→ **AIM**
How many of the lines here include "bytes"? Answer with a single number.

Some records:
# # # # # # #

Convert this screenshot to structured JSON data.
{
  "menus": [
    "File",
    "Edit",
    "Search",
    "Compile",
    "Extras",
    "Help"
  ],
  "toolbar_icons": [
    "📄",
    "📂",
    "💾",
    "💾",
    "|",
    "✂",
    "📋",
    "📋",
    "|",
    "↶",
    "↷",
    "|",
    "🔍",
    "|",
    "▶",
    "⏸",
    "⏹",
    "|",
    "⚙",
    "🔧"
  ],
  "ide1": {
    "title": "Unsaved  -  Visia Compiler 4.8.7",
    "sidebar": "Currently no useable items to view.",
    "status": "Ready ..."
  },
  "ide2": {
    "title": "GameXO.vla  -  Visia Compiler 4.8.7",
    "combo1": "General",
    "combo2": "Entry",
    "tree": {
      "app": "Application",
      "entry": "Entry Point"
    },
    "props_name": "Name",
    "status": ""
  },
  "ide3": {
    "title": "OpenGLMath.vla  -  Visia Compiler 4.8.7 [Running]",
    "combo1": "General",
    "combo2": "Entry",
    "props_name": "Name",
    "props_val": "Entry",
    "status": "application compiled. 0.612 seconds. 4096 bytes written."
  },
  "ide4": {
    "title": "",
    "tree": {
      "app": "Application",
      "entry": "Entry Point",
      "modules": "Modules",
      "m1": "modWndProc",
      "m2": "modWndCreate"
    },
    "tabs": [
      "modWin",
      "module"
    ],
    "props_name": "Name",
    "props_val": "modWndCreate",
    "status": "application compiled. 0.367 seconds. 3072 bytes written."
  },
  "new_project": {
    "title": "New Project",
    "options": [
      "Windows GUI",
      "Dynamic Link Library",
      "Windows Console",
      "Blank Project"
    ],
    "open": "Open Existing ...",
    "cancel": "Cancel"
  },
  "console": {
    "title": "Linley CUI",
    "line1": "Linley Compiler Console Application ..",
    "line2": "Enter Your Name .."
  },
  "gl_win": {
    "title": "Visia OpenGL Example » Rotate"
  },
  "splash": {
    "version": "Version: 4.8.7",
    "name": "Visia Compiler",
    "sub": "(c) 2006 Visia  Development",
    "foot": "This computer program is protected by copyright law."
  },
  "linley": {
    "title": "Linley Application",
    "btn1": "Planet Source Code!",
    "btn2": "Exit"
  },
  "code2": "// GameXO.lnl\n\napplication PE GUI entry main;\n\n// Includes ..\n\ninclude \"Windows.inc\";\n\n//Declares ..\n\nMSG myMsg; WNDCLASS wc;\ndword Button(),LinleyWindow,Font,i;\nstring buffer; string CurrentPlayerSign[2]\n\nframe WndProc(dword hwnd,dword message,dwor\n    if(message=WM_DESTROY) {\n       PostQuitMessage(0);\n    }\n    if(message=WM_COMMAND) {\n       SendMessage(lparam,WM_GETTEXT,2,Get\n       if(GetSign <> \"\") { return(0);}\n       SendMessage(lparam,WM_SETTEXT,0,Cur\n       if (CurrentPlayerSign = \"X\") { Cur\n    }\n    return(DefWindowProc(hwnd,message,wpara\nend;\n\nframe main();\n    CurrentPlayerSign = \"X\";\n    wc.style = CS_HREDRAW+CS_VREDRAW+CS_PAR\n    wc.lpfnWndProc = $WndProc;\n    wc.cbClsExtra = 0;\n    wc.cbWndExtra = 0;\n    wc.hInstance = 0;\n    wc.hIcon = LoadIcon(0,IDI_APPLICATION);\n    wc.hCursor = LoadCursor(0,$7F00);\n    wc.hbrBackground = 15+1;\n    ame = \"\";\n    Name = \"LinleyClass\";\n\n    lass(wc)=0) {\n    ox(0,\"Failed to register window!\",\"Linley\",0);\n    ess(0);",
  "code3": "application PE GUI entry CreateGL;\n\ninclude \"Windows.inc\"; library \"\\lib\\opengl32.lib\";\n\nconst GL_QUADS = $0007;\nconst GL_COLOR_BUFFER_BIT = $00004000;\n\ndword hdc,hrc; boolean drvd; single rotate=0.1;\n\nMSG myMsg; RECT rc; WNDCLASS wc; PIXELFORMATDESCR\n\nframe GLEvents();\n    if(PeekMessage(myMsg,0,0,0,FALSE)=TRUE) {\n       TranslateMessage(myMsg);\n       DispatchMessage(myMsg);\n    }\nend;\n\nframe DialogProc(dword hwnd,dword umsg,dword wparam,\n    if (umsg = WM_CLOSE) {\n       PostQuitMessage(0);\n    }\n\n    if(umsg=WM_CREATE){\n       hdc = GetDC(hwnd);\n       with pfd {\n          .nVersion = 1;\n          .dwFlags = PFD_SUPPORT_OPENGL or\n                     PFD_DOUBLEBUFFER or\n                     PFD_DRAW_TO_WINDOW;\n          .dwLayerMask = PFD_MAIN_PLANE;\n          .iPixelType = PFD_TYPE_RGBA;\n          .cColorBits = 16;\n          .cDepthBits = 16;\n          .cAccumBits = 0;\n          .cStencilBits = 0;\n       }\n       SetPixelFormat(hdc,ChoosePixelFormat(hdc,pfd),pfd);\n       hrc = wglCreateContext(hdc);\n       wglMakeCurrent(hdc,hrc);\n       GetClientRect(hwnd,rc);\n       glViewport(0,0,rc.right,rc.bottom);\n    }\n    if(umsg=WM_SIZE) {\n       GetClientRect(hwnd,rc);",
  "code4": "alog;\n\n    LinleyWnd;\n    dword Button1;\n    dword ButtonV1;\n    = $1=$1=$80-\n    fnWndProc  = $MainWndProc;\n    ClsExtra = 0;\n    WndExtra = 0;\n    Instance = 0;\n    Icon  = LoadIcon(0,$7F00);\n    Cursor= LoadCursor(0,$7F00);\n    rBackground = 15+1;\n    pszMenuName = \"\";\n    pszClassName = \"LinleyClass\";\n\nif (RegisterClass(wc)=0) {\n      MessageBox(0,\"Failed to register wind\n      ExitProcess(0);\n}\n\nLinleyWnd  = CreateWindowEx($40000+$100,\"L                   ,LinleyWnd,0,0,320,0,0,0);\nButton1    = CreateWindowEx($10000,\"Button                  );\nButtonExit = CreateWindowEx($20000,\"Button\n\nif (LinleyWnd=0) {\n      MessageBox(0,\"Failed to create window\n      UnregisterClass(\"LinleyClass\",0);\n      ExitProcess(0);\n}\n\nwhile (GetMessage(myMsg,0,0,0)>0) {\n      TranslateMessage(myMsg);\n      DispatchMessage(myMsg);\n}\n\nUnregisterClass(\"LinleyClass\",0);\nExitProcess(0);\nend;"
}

# # # # # # #

→ **ANSWER BELOW**
2